• [TO DO]:
Don't copy the pictures; return every other part of the records exactly.

------ SUPPLIED DATA ------

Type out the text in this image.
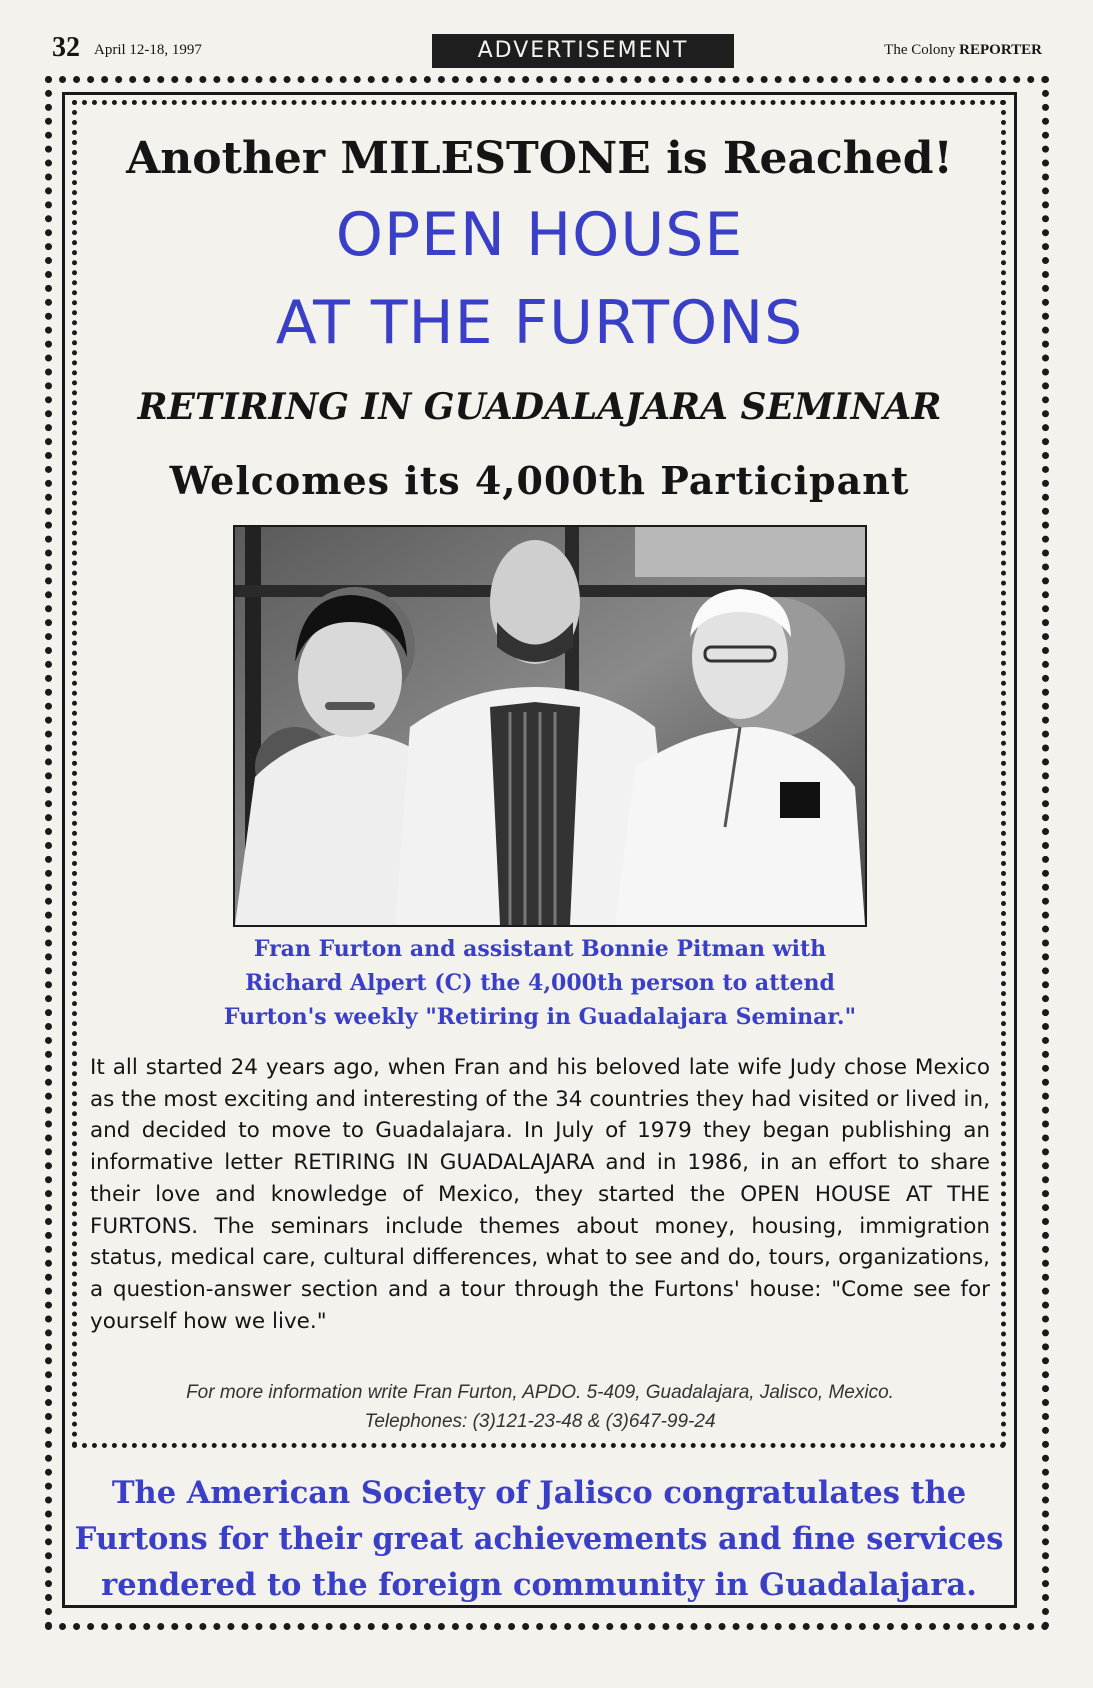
32 April 12-18, 1997	ADVERTISEMENT	The Colony REPORTER
Another MILESTONE is Reached!
OPEN HOUSE
AT THE FURTONS
RETIRING IN GUADALAJARA SEMINAR
Welcomes its 4,000th Participant
Fran Furton and assistant Bonnie Pitman with
Richard Alpert (C) the 4,000th person to attend
Furton's weekly "Retiring in Guadalajara Seminar."
It all started 24 years ago, when Fran and his beloved late wife Judy chose Mexico as the most exciting and interesting of the 34 countries they had visited or lived in, and decided to move to Guadalajara. In July of 1979 they began publishing an informative letter RETIRING IN GUADALAJARA and in 1986, in an effort to share their love and knowledge of Mexico, they started the OPEN HOUSE AT THE FURTONS. The seminars include themes about money, housing, immigration status, medical care, cultural differences, what to see and do, tours, organizations, a question-answer section and a tour through the Furtons' house: "Come see for yourself how we live."
For more information write Fran Furton, APDO. 5-409, Guadalajara, Jalisco, Mexico.
Telephones: (3)121-23-48 & (3)647-99-24
The American Society of Jalisco congratulates the
Furtons for their great achievements and fine services
rendered to the foreign community in Guadalajara.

------

• [RESULT FOR THIS EXERCISE]:
Type out the text in this image.
32 April 12-18, 1997	ADVERTISEMENT	The Colony REPORTER
Another MILESTONE is Reached!
OPEN HOUSE
AT THE FURTONS
RETIRING IN GUADALAJARA SEMINAR
Welcomes its 4,000th Participant
Fran Furton and assistant Bonnie Pitman with
Richard Alpert (C) the 4,000th person to attend
Furton's weekly "Retiring in Guadalajara Seminar."
It all started 24 years ago, when Fran and his beloved late wife Judy chose Mexico as the most exciting and interesting of the 34 countries they had visited or lived in, and decided to move to Guadalajara. In July of 1979 they began publishing an informative letter RETIRING IN GUADALAJARA and in 1986, in an effort to share their love and knowledge of Mexico, they started the OPEN HOUSE AT THE FURTONS. The seminars include themes about money, housing, immigration status, medical care, cultural differences, what to see and do, tours, organizations, a question-answer section and a tour through the Furtons' house: "Come see for yourself how we live."
For more information write Fran Furton, APDO. 5-409, Guadalajara, Jalisco, Mexico.
Telephones: (3)121-23-48 & (3)647-99-24
The American Society of Jalisco congratulates the
Furtons for their great achievements and fine services
rendered to the foreign community in Guadalajara.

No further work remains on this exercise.